## Task to carry out
Would you copy out the whole listing exactly as given?

## Material provided
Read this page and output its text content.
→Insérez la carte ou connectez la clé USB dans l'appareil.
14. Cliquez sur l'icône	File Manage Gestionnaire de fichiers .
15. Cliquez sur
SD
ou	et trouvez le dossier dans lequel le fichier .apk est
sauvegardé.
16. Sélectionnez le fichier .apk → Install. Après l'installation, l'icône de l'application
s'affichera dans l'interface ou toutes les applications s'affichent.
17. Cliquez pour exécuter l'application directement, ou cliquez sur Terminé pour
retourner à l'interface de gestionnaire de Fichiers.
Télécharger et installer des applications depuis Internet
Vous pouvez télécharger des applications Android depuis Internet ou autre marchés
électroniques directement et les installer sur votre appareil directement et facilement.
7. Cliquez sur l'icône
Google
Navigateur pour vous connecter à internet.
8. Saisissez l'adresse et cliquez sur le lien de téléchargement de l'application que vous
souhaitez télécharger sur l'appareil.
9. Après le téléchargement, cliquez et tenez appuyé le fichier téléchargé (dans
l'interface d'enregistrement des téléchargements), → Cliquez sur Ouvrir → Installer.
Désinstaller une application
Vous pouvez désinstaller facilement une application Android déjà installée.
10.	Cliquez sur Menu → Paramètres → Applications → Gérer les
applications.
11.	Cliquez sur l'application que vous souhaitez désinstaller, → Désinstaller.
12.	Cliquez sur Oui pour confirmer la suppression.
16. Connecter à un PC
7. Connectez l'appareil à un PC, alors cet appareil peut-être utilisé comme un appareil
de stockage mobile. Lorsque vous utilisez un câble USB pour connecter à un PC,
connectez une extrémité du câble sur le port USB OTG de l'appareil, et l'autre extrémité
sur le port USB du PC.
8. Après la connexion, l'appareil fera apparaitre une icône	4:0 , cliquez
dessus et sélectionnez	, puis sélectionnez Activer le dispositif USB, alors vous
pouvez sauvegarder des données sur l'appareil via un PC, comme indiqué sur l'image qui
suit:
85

## Result of this task
Read this page and output its text content.
→Insérez la carte ou connectez la clé USB dans l'appareil.
14. Cliquez sur l'icône	File Manage Gestionnaire de fichiers .
15. Cliquez sur
SD
ou	et trouvez le dossier dans lequel le fichier .apk est
sauvegardé.
16. Sélectionnez le fichier .apk → Install. Après l'installation, l'icône de l'application
s'affichera dans l'interface ou toutes les applications s'affichent.
17. Cliquez pour exécuter l'application directement, ou cliquez sur Terminé pour
retourner à l'interface de gestionnaire de Fichiers.
Télécharger et installer des applications depuis Internet
Vous pouvez télécharger des applications Android depuis Internet ou autre marchés
électroniques directement et les installer sur votre appareil directement et facilement.
7. Cliquez sur l'icône
Google
Navigateur pour vous connecter à internet.
8. Saisissez l'adresse et cliquez sur le lien de téléchargement de l'application que vous
souhaitez télécharger sur l'appareil.
9. Après le téléchargement, cliquez et tenez appuyé le fichier téléchargé (dans
l'interface d'enregistrement des téléchargements), → Cliquez sur Ouvrir → Installer.
Désinstaller une application
Vous pouvez désinstaller facilement une application Android déjà installée.
10.	Cliquez sur Menu → Paramètres → Applications → Gérer les
applications.
11.	Cliquez sur l'application que vous souhaitez désinstaller, → Désinstaller.
12.	Cliquez sur Oui pour confirmer la suppression.
16. Connecter à un PC
7. Connectez l'appareil à un PC, alors cet appareil peut-être utilisé comme un appareil
de stockage mobile. Lorsque vous utilisez un câble USB pour connecter à un PC,
connectez une extrémité du câble sur le port USB OTG de l'appareil, et l'autre extrémité
sur le port USB du PC.
8. Après la connexion, l'appareil fera apparaitre une icône	4:0 , cliquez
dessus et sélectionnez	, puis sélectionnez Activer le dispositif USB, alors vous
pouvez sauvegarder des données sur l'appareil via un PC, comme indiqué sur l'image qui
suit:
85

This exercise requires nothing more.